• **EXCERPTED PASSAGE**:
Among the form candidates, nearly all (99.2%) only appeared with a single headword.
This means that the task was not as much about checking the form-lemma relationship,
rather than about checking the correctness and acceptability of the form itself (the used
tagger is permissive and accepts even some archaic and corrupted word forms). All seven
annotators available at the time were made to work on this task. The work was divided
into 43 batches.
The observed ratio of reported incorrect forms was 21.6%. In almost four out of five such
cases (79.4%), the rejected form candidates started with a capital letter – and, for lemmas
which start with a small letter themselves, such word forms differing in letter case are
highly unlikely in Ukrainian. In fact, 77.4% of all capitalized word forms ended up marked
incorrect.
Annotators spent 1269 hours checking the word forms, which means that they took on
average 107 seconds per headword, or 8 seconds per word form. The fastest annotator
needed only 2.5 seconds per word form (or 35 seconds per headword), while the slowest
required 22 seconds per word form (or 328 seconds per headword). Explanation of these
inter-annotator differences must be looked for in the same factors as mentioned with the
Headwords task.
We did not make any automatic judgments on the correctness of words forms, but we
benefited from the large corpus to extract a rather satisfying list of them – both in terms
of precision (we have shown above that majority of the presented candidates were correct)
and recall (although we did not attempted to quantify it, as we explicitly did not aim at
acquiring a “full” word form list, whatever it should mean). The average number of unique
word forms per lemma was 18.0 for verbs, 13.1 for adjectives, 9.4 for pronouns, 7.3 for
nouns, 5.4 for numerals, and below 1.3 for other parts of speech (uninflected). Depending
on details of the used processing pipeline, orthographic or phonetically motivated variants
of words may have been represented either as “inflected forms” or as separate headwords.

• **GOAL 1**:
According to the passage on checking Ukrainian word forms, how many hours did the annotators spend on that work?
• **GOAL 2**:
Pick up the passage on checking Ukrainian word forms where it stops, and write what comes next.

• **AVAILABLE DATA**:
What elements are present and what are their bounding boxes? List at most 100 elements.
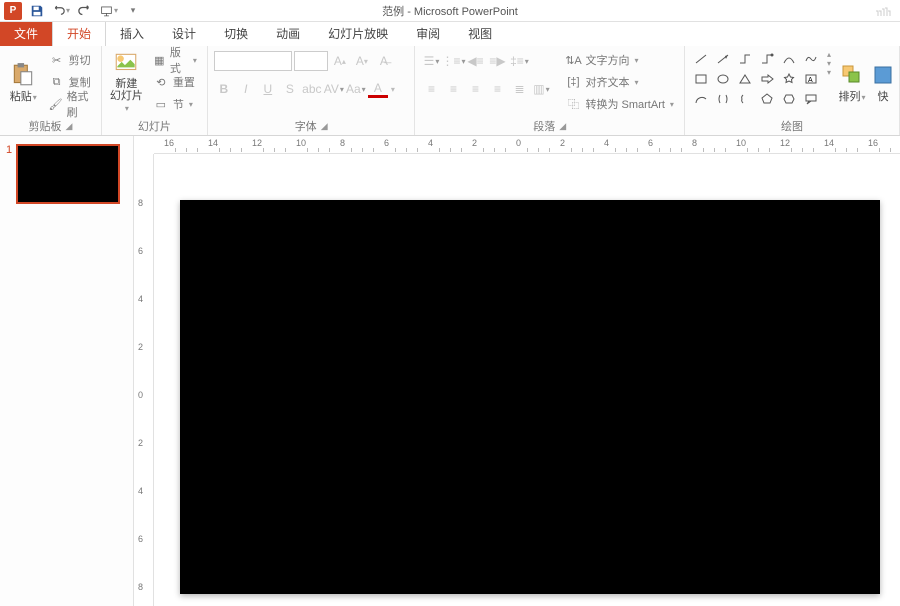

• **RESULT 1**:
1269 hours.

• **RESULT 2**:
3.5 Audio Recordings
Instead of relying on phonetic transcriptions to indicate pronunciation or on the traditional
stress marks to indicate word stress, we make an audio recording of the headword’s
pronunciation by a native speaker and store it as a part of the dictionary entry. This is
the only part of the entry creation process that is done fully manually, since we want to
be in control of the quality of the result and automatic text-to-speech output could not
be post-edited. However, apart from having to face a few challenges such as preserving a
steady loudness or maintaining a low noise level, it turned out to be also one of the simplest
tasks. This is also the only step that does not use Lexonomy, but a specially developed
audio-recording software, and the only step which necessitates physical presence of the
annotator in dedicated premises (a soundproof audio cabin with high-quality recording
hardware) during the whole work time.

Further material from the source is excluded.